— BEGIN Record extracts —
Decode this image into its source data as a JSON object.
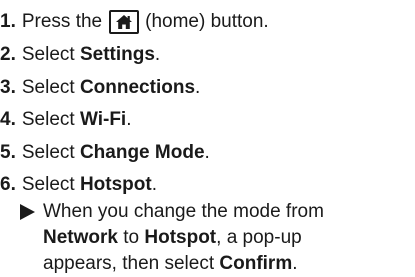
{
  "steps": [
    {
      "num": "1.",
      "pre": "Press the",
      "icon": "home-icon",
      "post": "(home) button."
    },
    {
      "num": "2.",
      "pre": "Select ",
      "bold": "Settings",
      "post": "."
    },
    {
      "num": "3.",
      "pre": "Select ",
      "bold": "Connections",
      "post": "."
    },
    {
      "num": "4.",
      "pre": "Select ",
      "bold": "Wi-Fi",
      "post": "."
    },
    {
      "num": "5.",
      "pre": "Select ",
      "bold": "Change Mode",
      "post": "."
    },
    {
      "num": "6.",
      "pre": "Select ",
      "bold": "Hotspot",
      "post": "."
    }
  ],
  "note": {
    "line1": "When you change the mode from",
    "line2_bold1": "Network",
    "line2_mid": " to ",
    "line2_bold2": "Hotspot",
    "line2_end": ", a pop-up",
    "line3_pre": "appears, then select ",
    "line3_bold": "Confirm",
    "line3_end": "."
  }
}
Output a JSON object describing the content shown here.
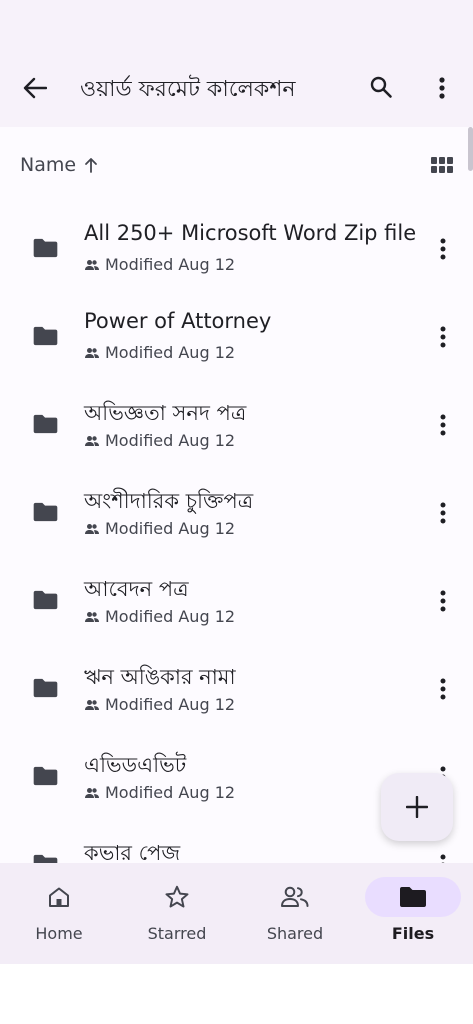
{
  "appbar": {
    "title": "ওয়ার্ড ফরমেট কালেকশন",
    "back_icon": "arrow-back-icon",
    "search_icon": "search-icon",
    "more_icon": "more-vert-icon"
  },
  "sort": {
    "label": "Name",
    "direction_icon": "arrow-upward-icon",
    "view_toggle_icon": "grid-view-icon"
  },
  "files": [
    {
      "name": "All 250+ Microsoft Word Zip file",
      "modified": "Modified Aug 12"
    },
    {
      "name": "Power of Attorney",
      "modified": "Modified Aug 12"
    },
    {
      "name": "অভিজ্ঞতা সনদ পত্র",
      "modified": "Modified Aug 12"
    },
    {
      "name": "অংশীদারিক চুক্তিপত্র",
      "modified": "Modified Aug 12"
    },
    {
      "name": "আবেদন পত্র",
      "modified": "Modified Aug 12"
    },
    {
      "name": "ঋন অঙিকার নামা",
      "modified": "Modified Aug 12"
    },
    {
      "name": "এভিডএভিট",
      "modified": "Modified Aug 12"
    },
    {
      "name": "কভার পেজ",
      "modified": ""
    }
  ],
  "fab": {
    "icon": "add-icon"
  },
  "nav": [
    {
      "label": "Home",
      "icon": "home-icon"
    },
    {
      "label": "Starred",
      "icon": "star-icon"
    },
    {
      "label": "Shared",
      "icon": "people-icon"
    },
    {
      "label": "Files",
      "icon": "folder-icon",
      "active": true
    }
  ],
  "colors": {
    "background": "#f7f2fa",
    "list_background": "#fdfbff",
    "nav_background": "#f3edf7",
    "active_indicator": "#e9ddff",
    "text_primary": "#1f1f24",
    "text_secondary": "#44464f"
  }
}
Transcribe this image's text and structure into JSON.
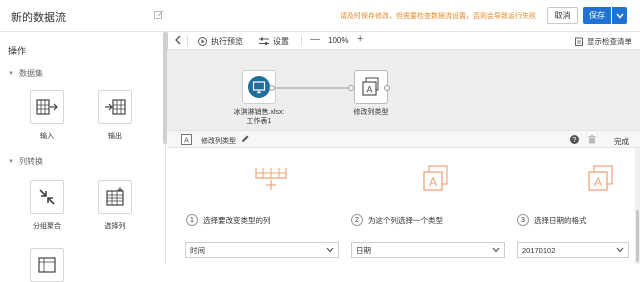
{
  "header": {
    "title": "新的数据流",
    "warning": "请及时保存修改，但需要检查数据流设置，否则会导致运行失败",
    "cancel_label": "取消",
    "save_label": "保存"
  },
  "sidebar": {
    "title": "操作",
    "sections": [
      {
        "label": "数据集",
        "tools": [
          {
            "label": "输入",
            "icon": "input-icon"
          },
          {
            "label": "输出",
            "icon": "output-icon"
          }
        ]
      },
      {
        "label": "列转换",
        "tools": [
          {
            "label": "分组聚合",
            "icon": "group-aggregate-icon"
          },
          {
            "label": "选择列",
            "icon": "select-columns-icon"
          }
        ]
      }
    ]
  },
  "toolbar": {
    "run_preview": "执行预览",
    "settings": "设置",
    "zoom": "100%",
    "checklist": "显示检查清单"
  },
  "canvas": {
    "nodes": [
      {
        "label_line1": "冰淇淋销售.xlsx:",
        "label_line2": "工作表1",
        "icon": "monitor-icon"
      },
      {
        "label_line1": "修改列类型",
        "label_line2": "",
        "icon": "change-type-icon"
      }
    ]
  },
  "panel": {
    "title": "修改列类型",
    "done_label": "完成"
  },
  "steps": [
    {
      "number": "1",
      "label": "选择要改变类型的列",
      "value": "时间"
    },
    {
      "number": "2",
      "label": "为这个列选择一个类型",
      "value": "日期"
    },
    {
      "number": "3",
      "label": "选择日期的格式",
      "value": "20170102"
    }
  ],
  "colors": {
    "accent": "#1f73d6",
    "warning": "#e58a2b",
    "step_icon": "#f0a37a",
    "node_icon": "#1f6f9c"
  }
}
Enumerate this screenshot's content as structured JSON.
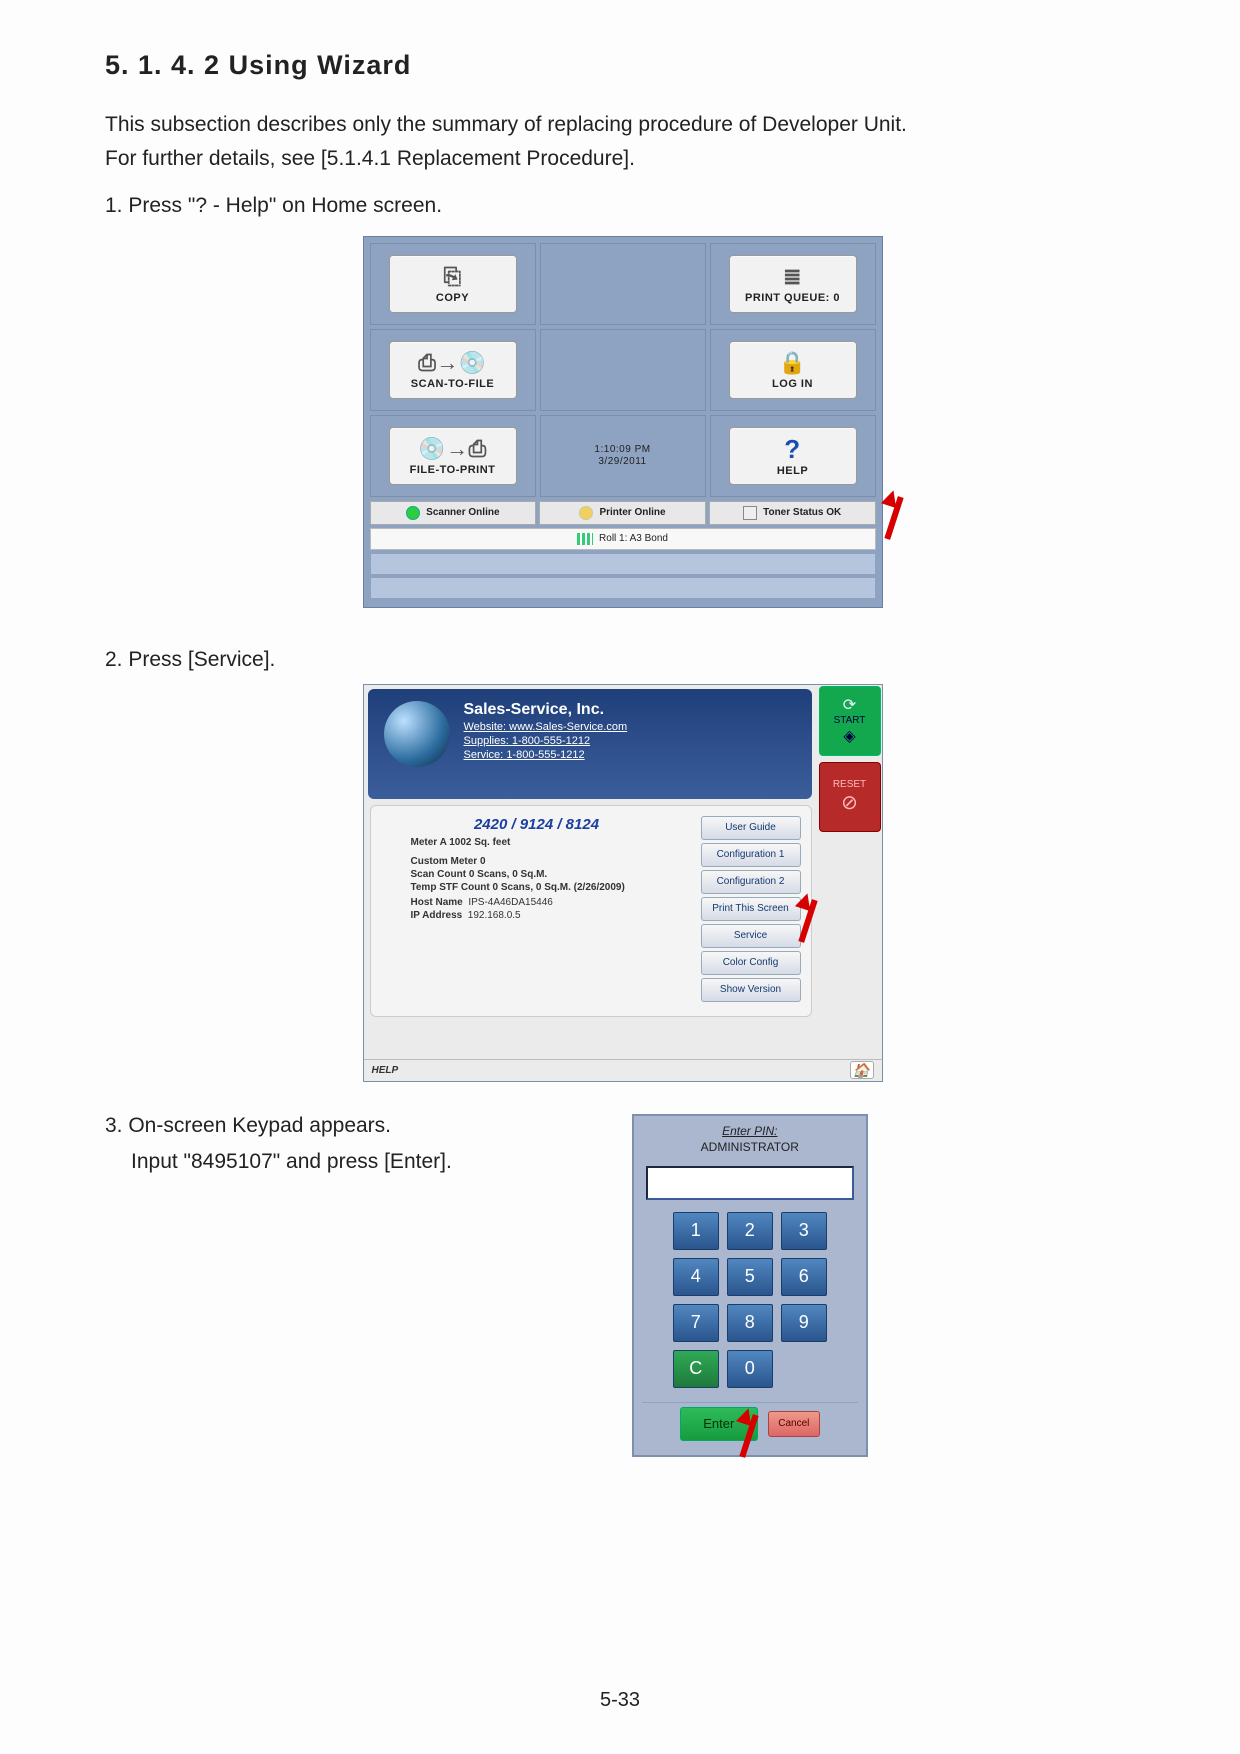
{
  "heading": "5. 1. 4. 2   Using Wizard",
  "intro_line1": "This subsection describes only the summary of replacing procedure of Developer Unit.",
  "intro_line2": "For further details, see [5.1.4.1   Replacement Procedure].",
  "step1": "1. Press \"? - Help\" on Home screen.",
  "step2": "2. Press [Service].",
  "step3a": "3. On-screen Keypad appears.",
  "step3b": "Input \"8495107\" and press [Enter].",
  "page_number": "5-33",
  "home": {
    "tiles": {
      "copy": "COPY",
      "scan_to_file": "SCAN-TO-FILE",
      "file_to_print": "FILE-TO-PRINT",
      "print_queue": "PRINT QUEUE: 0",
      "log_in": "LOG IN",
      "help": "HELP"
    },
    "time": "1:10:09 PM",
    "date": "3/29/2011",
    "status": {
      "scanner": "Scanner Online",
      "printer": "Printer Online",
      "toner": "Toner Status OK"
    },
    "roll": "Roll 1: A3 Bond"
  },
  "help_screen": {
    "company": "Sales-Service, Inc.",
    "website_label": "Website:",
    "website": "www.Sales-Service.com",
    "supplies_label": "Supplies:",
    "supplies": "1-800-555-1212",
    "service_label": "Service:",
    "service": "1-800-555-1212",
    "model": "2420 / 9124 / 8124",
    "meter_a": "Meter A  1002  Sq. feet",
    "custom_meter": "Custom Meter  0",
    "scan_count": "Scan Count  0 Scans,   0 Sq.M.",
    "temp_stf": "Temp STF Count  0 Scans,   0  Sq.M.   (2/26/2009)",
    "hostname_label": "Host Name",
    "hostname": "IPS-4A46DA15446",
    "ip_label": "IP Address",
    "ip": "192.168.0.5",
    "buttons": {
      "user_guide": "User Guide",
      "config1": "Configuration 1",
      "config2": "Configuration 2",
      "print_screen": "Print This Screen",
      "service": "Service",
      "color_config": "Color Config",
      "show_version": "Show Version"
    },
    "footer": "HELP",
    "start": "START",
    "reset": "RESET"
  },
  "keypad": {
    "title": "Enter PIN:",
    "subtitle": "ADMINISTRATOR",
    "keys": [
      "1",
      "2",
      "3",
      "4",
      "5",
      "6",
      "7",
      "8",
      "9",
      "C",
      "0"
    ],
    "enter": "Enter",
    "cancel": "Cancel"
  }
}
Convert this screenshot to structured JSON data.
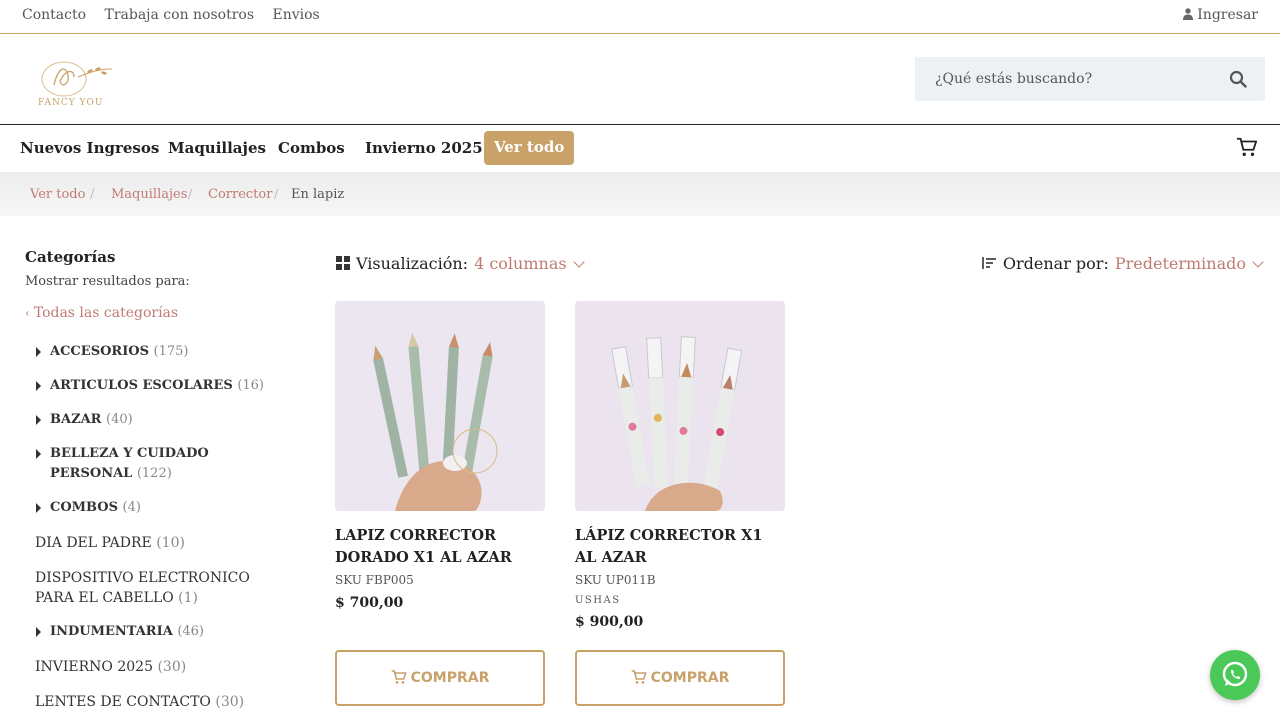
{
  "topbar": {
    "links": [
      "Contacto",
      "Trabaja con nosotros",
      "Envios"
    ],
    "login_label": "Ingresar"
  },
  "header": {
    "logo_text": "FANCY YOU",
    "search_placeholder": "¿Qué estás buscando?"
  },
  "nav": {
    "items": [
      "Nuevos Ingresos",
      "Maquillajes",
      "Combos",
      "Invierno 2025"
    ],
    "cta_label": "Ver todo"
  },
  "breadcrumb": [
    "Ver todo",
    "Maquillajes",
    "Corrector",
    "En lapiz"
  ],
  "sidebar": {
    "title": "Categorías",
    "subtitle": "Mostrar resultados para:",
    "all_label": "Todas las categorías",
    "categories": [
      {
        "label": "ACCESORIOS",
        "count": "(175)"
      },
      {
        "label": "ARTICULOS ESCOLARES",
        "count": "(16)"
      },
      {
        "label": "BAZAR",
        "count": "(40)"
      },
      {
        "label": "BELLEZA Y CUIDADO PERSONAL",
        "count": "(122)"
      },
      {
        "label": "COMBOS",
        "count": "(4)"
      },
      {
        "label": "DIA DEL PADRE",
        "count": "(10)"
      },
      {
        "label": "DISPOSITIVO ELECTRONICO PARA EL CABELLO",
        "count": "(1)"
      },
      {
        "label": "INDUMENTARIA",
        "count": "(46)"
      },
      {
        "label": "INVIERNO 2025",
        "count": "(30)"
      },
      {
        "label": "LENTES DE CONTACTO",
        "count": "(30)"
      }
    ]
  },
  "toolbar": {
    "view_label": "Visualización:",
    "view_value": "4 columnas",
    "sort_label": "Ordenar por:",
    "sort_value": "Predeterminado"
  },
  "products": [
    {
      "name": "LAPIZ CORRECTOR DORADO X1 AL AZAR",
      "sku": "SKU FBP005",
      "brand": "",
      "price": "$  700,00",
      "button": "COMPRAR"
    },
    {
      "name": "LÁPIZ CORRECTOR X1 AL AZAR",
      "sku": "SKU UP011B",
      "brand": "USHAS",
      "price": "$  900,00",
      "button": "COMPRAR"
    }
  ],
  "colors": {
    "accent_gold": "#c9a26a",
    "link_rose": "#c07a72",
    "whatsapp_green": "#4ac959"
  }
}
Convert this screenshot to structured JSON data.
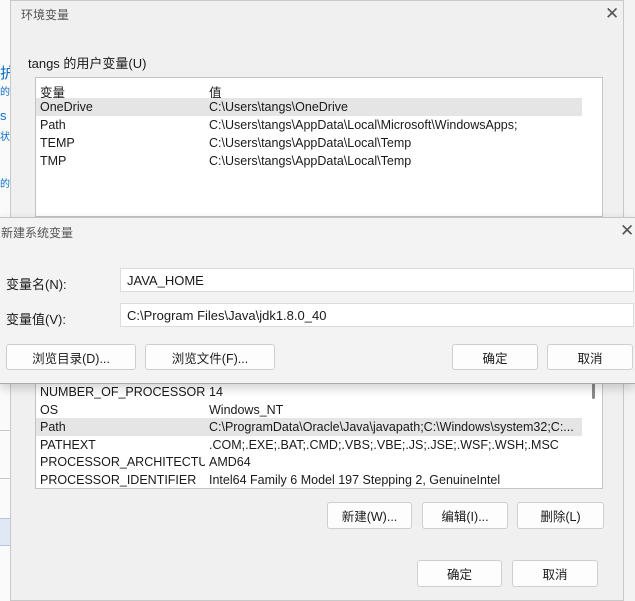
{
  "background": {
    "fragments": [
      "护",
      "的",
      "s",
      "状",
      "的"
    ]
  },
  "env_dialog": {
    "title": "环境变量",
    "user_group_label": "tangs 的用户变量(U)",
    "headers": {
      "name": "变量",
      "value": "值"
    },
    "user_vars": [
      {
        "name": "OneDrive",
        "value": "C:\\Users\\tangs\\OneDrive",
        "selected": true
      },
      {
        "name": "Path",
        "value": "C:\\Users\\tangs\\AppData\\Local\\Microsoft\\WindowsApps;"
      },
      {
        "name": "TEMP",
        "value": "C:\\Users\\tangs\\AppData\\Local\\Temp"
      },
      {
        "name": "TMP",
        "value": "C:\\Users\\tangs\\AppData\\Local\\Temp"
      }
    ],
    "system_vars": [
      {
        "name": "NUMBER_OF_PROCESSORS",
        "value": "14"
      },
      {
        "name": "OS",
        "value": "Windows_NT"
      },
      {
        "name": "Path",
        "value": "C:\\ProgramData\\Oracle\\Java\\javapath;C:\\Windows\\system32;C:...",
        "selected": true
      },
      {
        "name": "PATHEXT",
        "value": ".COM;.EXE;.BAT;.CMD;.VBS;.VBE;.JS;.JSE;.WSF;.WSH;.MSC"
      },
      {
        "name": "PROCESSOR_ARCHITECTU...",
        "value": "AMD64"
      },
      {
        "name": "PROCESSOR_IDENTIFIER",
        "value": "Intel64 Family 6 Model 197 Stepping 2, GenuineIntel"
      }
    ],
    "buttons": {
      "new": "新建(W)...",
      "edit": "编辑(I)...",
      "delete": "删除(L)",
      "ok": "确定",
      "cancel": "取消"
    }
  },
  "new_var_dialog": {
    "title": "新建系统变量",
    "name_label": "变量名(N):",
    "name_value": "JAVA_HOME",
    "value_label": "变量值(V):",
    "value_value": "C:\\Program Files\\Java\\jdk1.8.0_40",
    "buttons": {
      "browse_dir": "浏览目录(D)...",
      "browse_file": "浏览文件(F)...",
      "ok": "确定",
      "cancel": "取消"
    }
  }
}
— END Record extracts —
▸ Do this
Go through the material above and count the lines that contain "Meter"; answer with the number alone.

▸ Correct answer
2